DATASET EXTRACT.
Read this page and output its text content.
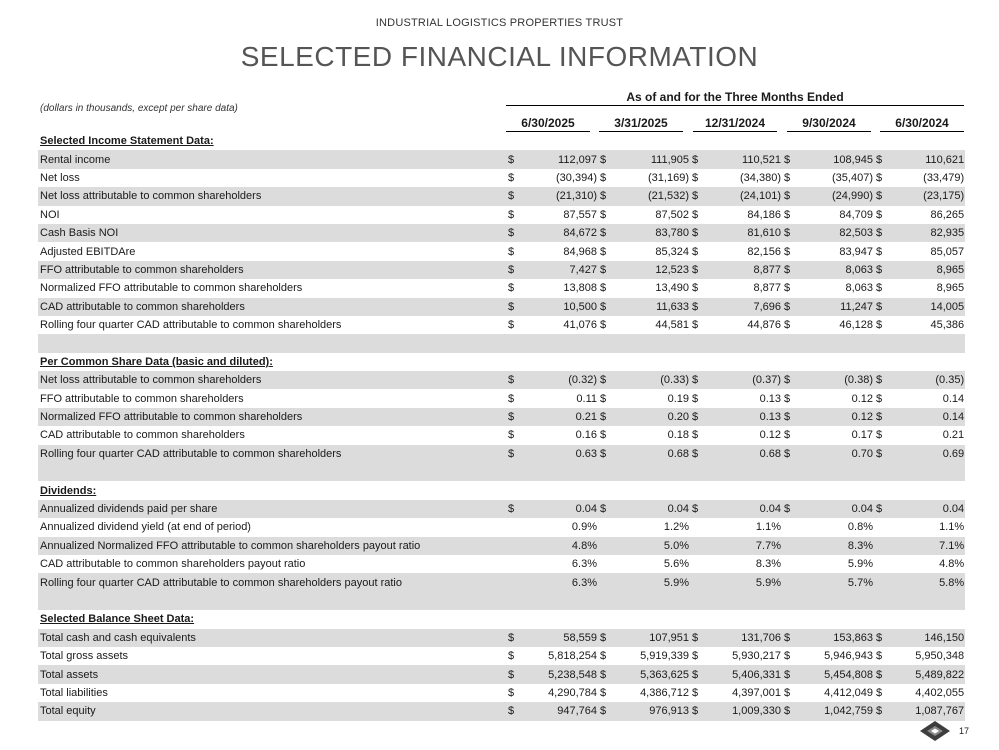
INDUSTRIAL LOGISTICS PROPERTIES TRUST
SELECTED FINANCIAL INFORMATION
(dollars in thousands, except per share data)
As of and for the Three Months Ended
6/30/2025	3/31/2025	12/31/2024	9/30/2024	6/30/2024
Selected Income Statement Data:										
Rental income	$	112,097	$	111,905	$	110,521	$	108,945	$	110,621
Net loss	$	(30,394)	$	(31,169)	$	(34,380)	$	(35,407)	$	(33,479)
Net loss attributable to common shareholders	$	(21,310)	$	(21,532)	$	(24,101)	$	(24,990)	$	(23,175)
NOI	$	87,557	$	87,502	$	84,186	$	84,709	$	86,265
Cash Basis NOI	$	84,672	$	83,780	$	81,610	$	82,503	$	82,935
Adjusted EBITDAre	$	84,968	$	85,324	$	82,156	$	83,947	$	85,057
FFO attributable to common shareholders	$	7,427	$	12,523	$	8,877	$	8,063	$	8,965
Normalized FFO attributable to common shareholders	$	13,808	$	13,490	$	8,877	$	8,063	$	8,965
CAD attributable to common shareholders	$	10,500	$	11,633	$	7,696	$	11,247	$	14,005
Rolling four quarter CAD attributable to common shareholders	$	41,076	$	44,581	$	44,876	$	46,128	$	45,386

Per Common Share Data (basic and diluted):										
Net loss attributable to common shareholders	$	(0.32)	$	(0.33)	$	(0.37)	$	(0.38)	$	(0.35)
FFO attributable to common shareholders	$	0.11	$	0.19	$	0.13	$	0.12	$	0.14
Normalized FFO attributable to common shareholders	$	0.21	$	0.20	$	0.13	$	0.12	$	0.14
CAD attributable to common shareholders	$	0.16	$	0.18	$	0.12	$	0.17	$	0.21
Rolling four quarter CAD attributable to common shareholders	$	0.63	$	0.68	$	0.68	$	0.70	$	0.69

Dividends:										
Annualized dividends paid per share	$	0.04	$	0.04	$	0.04	$	0.04	$	0.04
Annualized dividend yield (at end of period)		0.9%		1.2%		1.1%		0.8%		1.1%
Annualized Normalized FFO attributable to common shareholders payout ratio		4.8%		5.0%		7.7%		8.3%		7.1%
CAD attributable to common shareholders payout ratio		6.3%		5.6%		8.3%		5.9%		4.8%
Rolling four quarter CAD attributable to common shareholders payout ratio		6.3%		5.9%		5.9%		5.7%		5.8%

Selected Balance Sheet Data:										
Total cash and cash equivalents	$	58,559	$	107,951	$	131,706	$	153,863	$	146,150
Total gross assets	$	5,818,254	$	5,919,339	$	5,930,217	$	5,946,943	$	5,950,348
Total assets	$	5,238,548	$	5,363,625	$	5,406,331	$	5,454,808	$	5,489,822
Total liabilities	$	4,290,784	$	4,386,712	$	4,397,001	$	4,412,049	$	4,402,055
Total equity	$	947,764	$	976,913	$	1,009,330	$	1,042,759	$	1,087,767
17
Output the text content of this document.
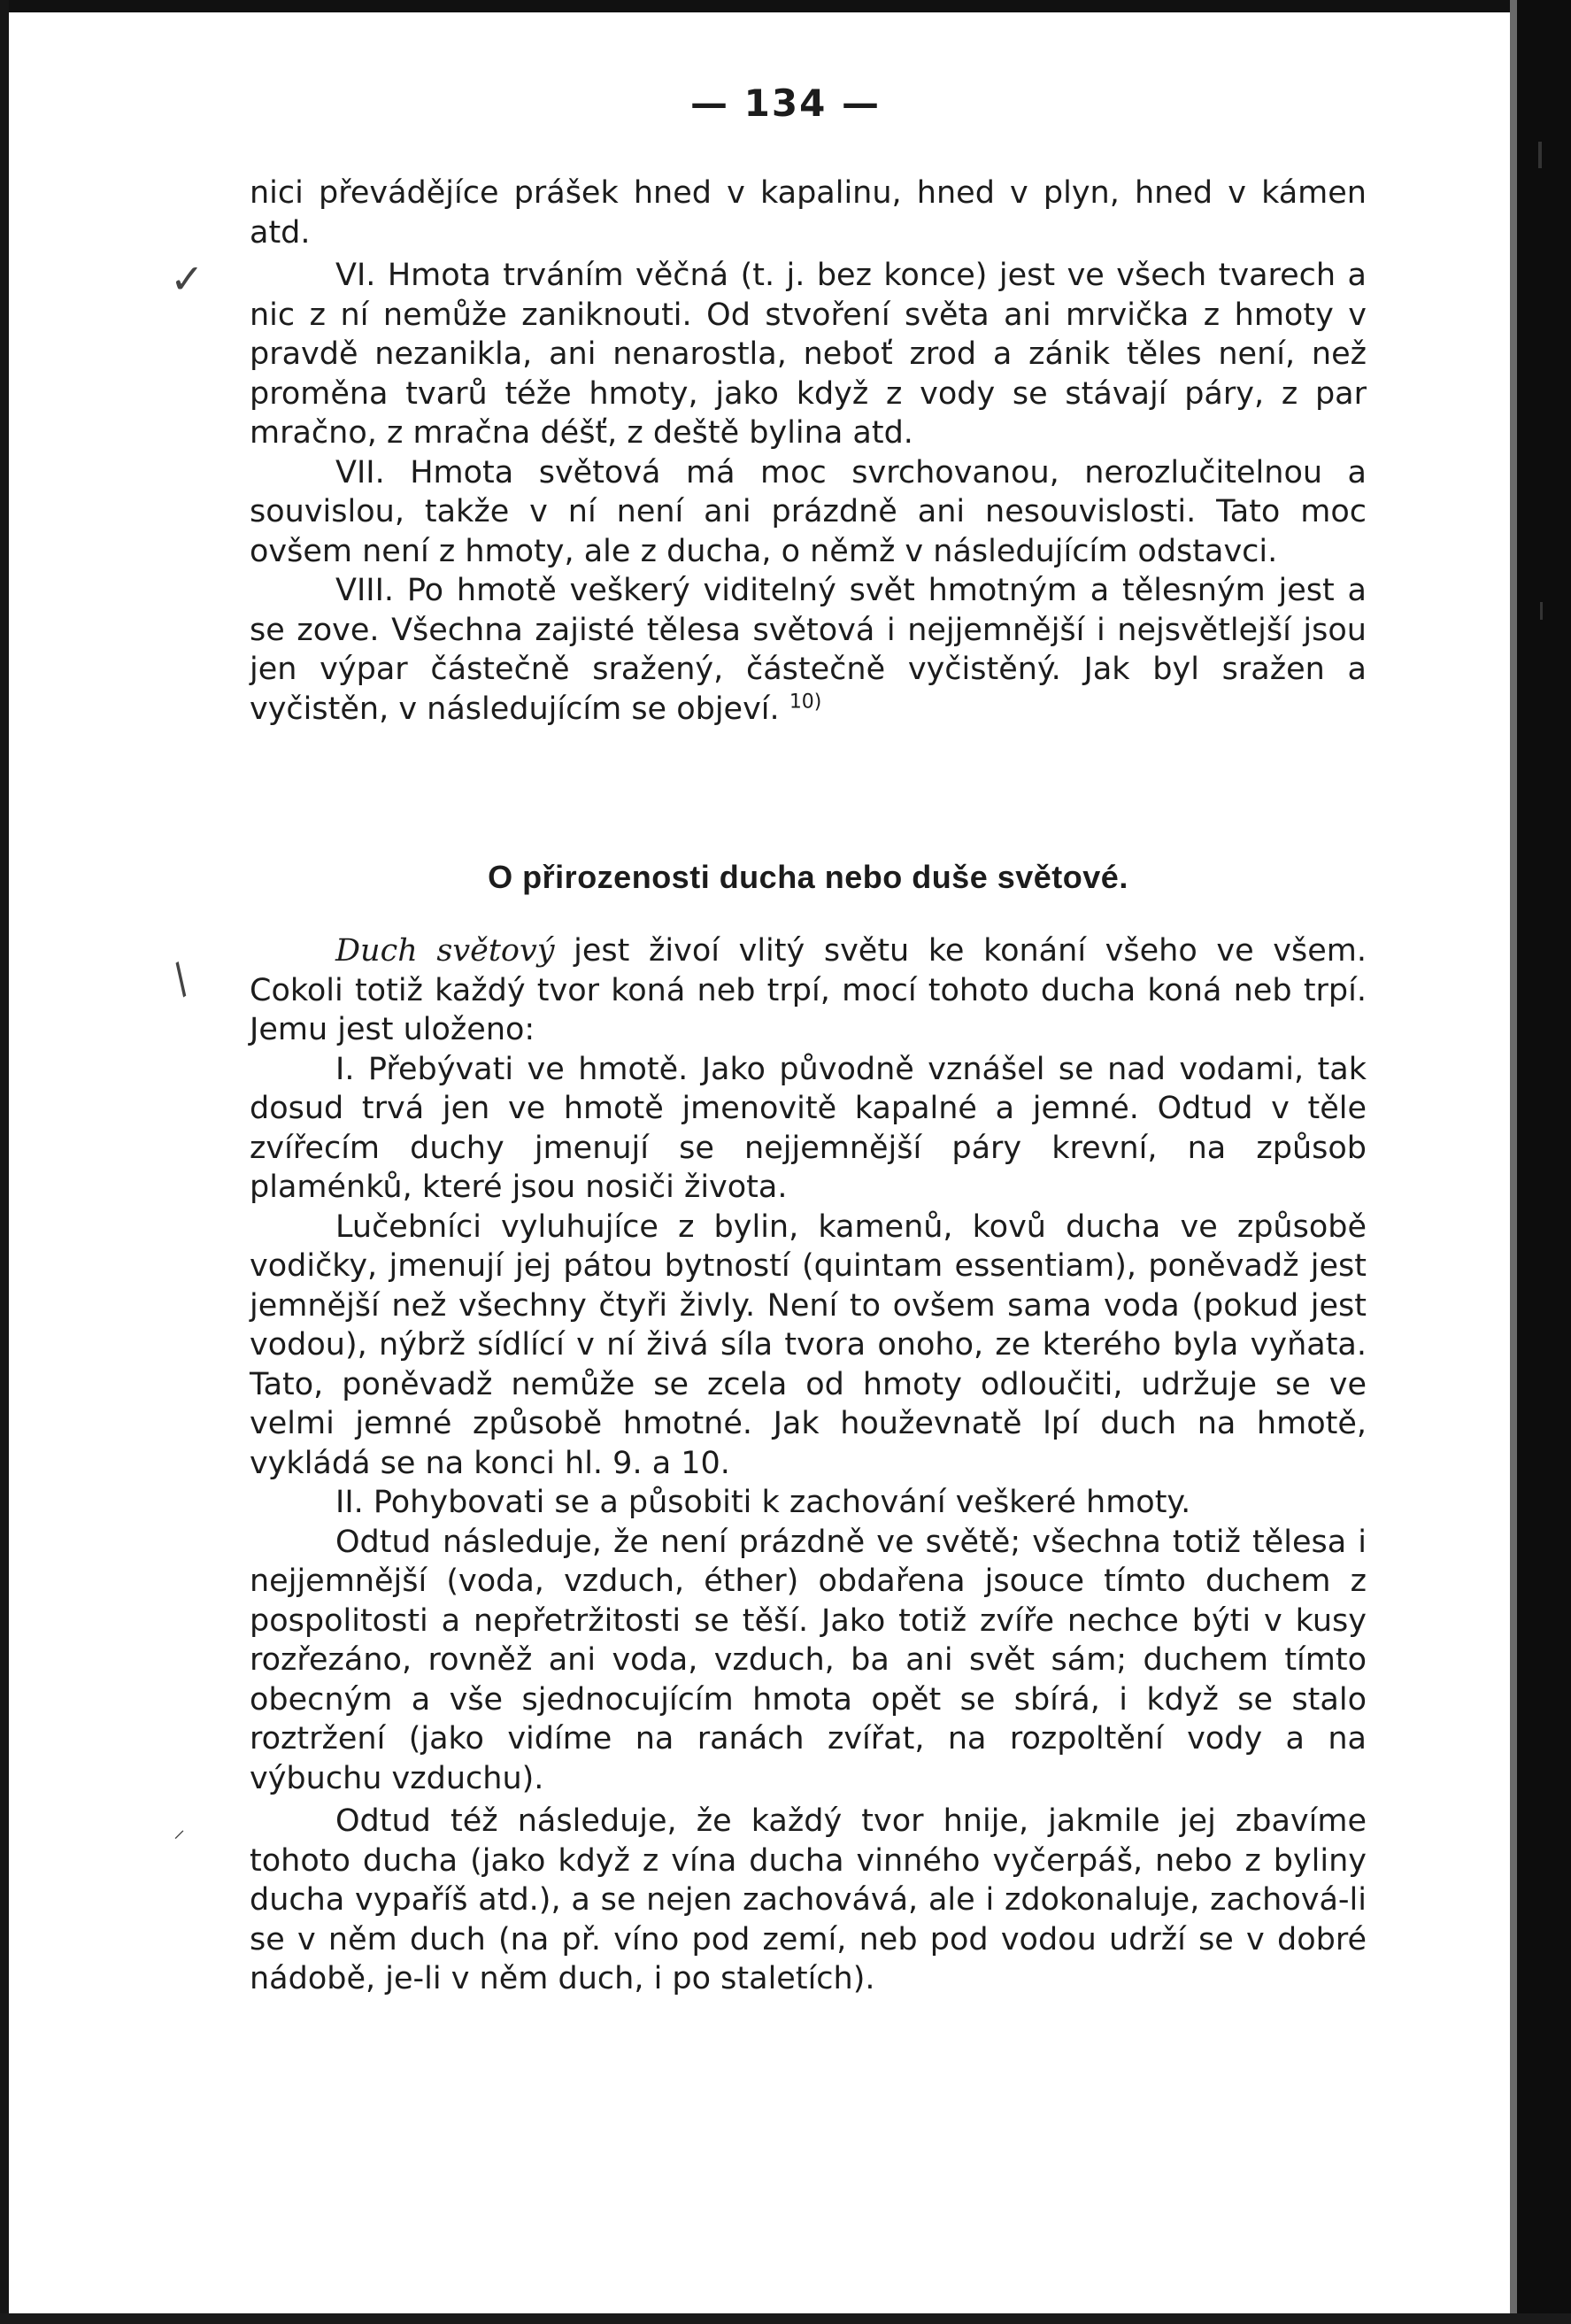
— 134 —
✓
/
⸝

nici převáděјíce prášek hned v kapalinu, hned v plyn, hned v kámen atd.

VI. Hmota trváním věčná (t. j. bez konce) jest ve všech tvarech a nic z ní nemůže zaniknouti. Od stvoření světa ani mrvička z hmoty v pravdě nezanikla, ani nenarostla, neboť zrod a zánik těles není, než proměna tvarů téže hmoty, jako když z vody se stávají páry, z par mračno, z mračna déšť, z deště bylina atd.

VII. Hmota světová má moc svrchovanou, nerozlučitelnou a souvislou, takže v ní není ani prázdně ani nesouvislosti. Tato moc ovšem není z hmoty, ale z ducha, o němž v následujícím odstavci.

VIII. Po hmotě veškerý viditelný svět hmotným a tělesným jest a se zove. Všechna zajisté tělesa světová i nejjemnější i nejsvětlejší jsou jen výpar částečně sražený, částečně vyčistěný. Jak byl sražen a vyčistěn, v následujícím se objeví. $^{10)}$

O přirozenosti ducha nebo duše světové.

Duch světový jest živoí vlitý světu ke konání všeho ve všem. Cokoli totiž každý tvor koná neb trpí, mocí tohoto ducha koná neb trpí. Jemu jest uloženo:

I. Přebývati ve hmotě. Jako původně vznášel se nad vodami, tak dosud trvá jen ve hmotě jmenovitě kapalné a jemné. Odtud v těle zvířecím duchy jmenují se nejjemnější páry krevní, na způsob plaménků, které jsou nosiči života.

Lučebníci vyluhujíce z bylin, kamenů, kovů ducha ve způsobě vodičky, jmenují jej pátou bytností (quintam essentiam), poněvadž jest jemnější než všechny čtyři živly. Není to ovšem sama voda (pokud jest vodou), nýbrž sídlící v ní živá síla tvora onoho, ze kterého byla vyňata. Tato, poněvadž nemůže se zcela od hmoty odloučiti, udržuje se ve velmi jemné způsobě hmotné. Jak houževnatě lpí duch na hmotě, vykládá se na konci hl. 9. a 10.

II. Pohybovati se a působiti k zachování veškeré hmoty.

Odtud následuje, že není prázdně ve světě; všechna totiž tělesa i nejjemnější (voda, vzduch, éther) obdařena jsouce tímto duchem z pospolitosti a nepřetržitosti se těší. Jako totiž zvíře nechce býti v kusy rozřezáno, rovněž ani voda, vzduch, ba ani svět sám; duchem tímto obecným a vše sjednocujícím hmota opět se sbírá, i když se stalo roztržení (jako vidíme na ranách zvířat, na rozpoltění vody a na výbuchu vzduchu).

Odtud též následuje, že každý tvor hnije, jakmile jej zbavíme tohoto ducha (jako když z vína ducha vinného vyčerpáš, nebo z byliny ducha vypaříš atd.), a se nejen zachovává, ale i zdokonaluje, zachová-li se v něm duch (na př. víno pod zemí, neb pod vodou udrží se v dobré nádobě, je-li v něm duch, i po staletích).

DESCRIPTION OF THE TASK. Copy all the lines above that hold the string "text".

WRITTEN RESPONSE.
Read this page and output its text content.
Output the text content of this document.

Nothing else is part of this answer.